- **Task material**
* Start *
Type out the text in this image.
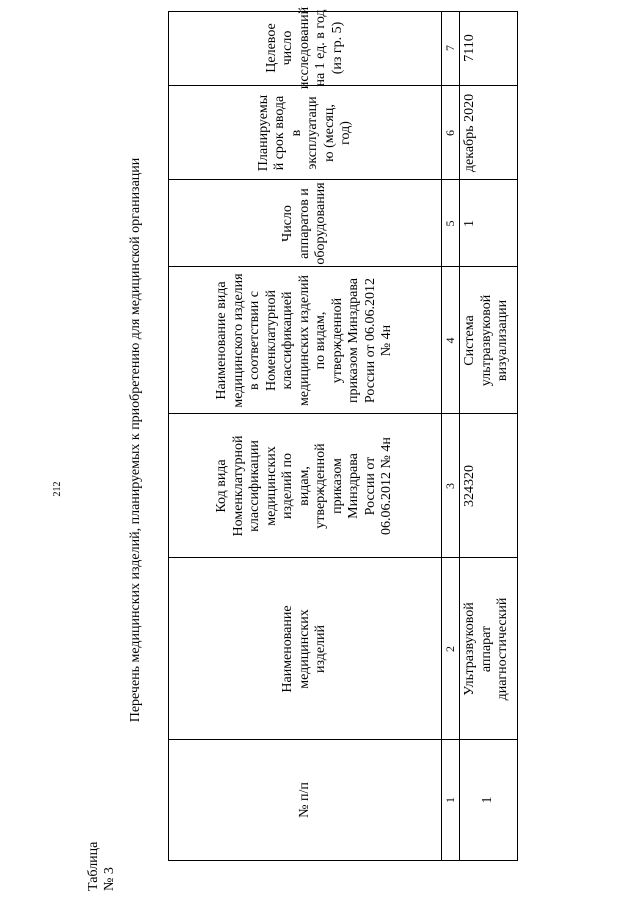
212
Таблица
№ 3
Перечень медицинских изделий, планируемых к приобретению для медицинской организации
№ п/п
Наименование
медицинских
изделий
Код вида
Номенклатурной
классификации
медицинских
изделий по
видам,
утвержденной
приказом
Минздрава
России от
06.06.2012 № 4н
Наименование вида
медицинского изделия
в соответствии с
Номенклатурной
классификацией
медицинских изделий
по видам,
утвержденной
приказом Минздрава
России от 06.06.2012
№ 4н
Число
аппаратов и
оборудования
Планируемы
й срок ввода
в
эксплуатаци
ю (месяц,
год)
Целевое число
исследований
на 1 ед. в год
(из гр. 5)
1
2
3
4
5
6
7
1
Ультразвуковой
аппарат
диагностический
324320
Система
ультразвуковой
визуализации
1
декабрь 2020
7110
* End *
- **The problem**
Go through the listing above line by line and say how many lines hold the word "медицинских". Reply with that number only.

- **Task answer**
4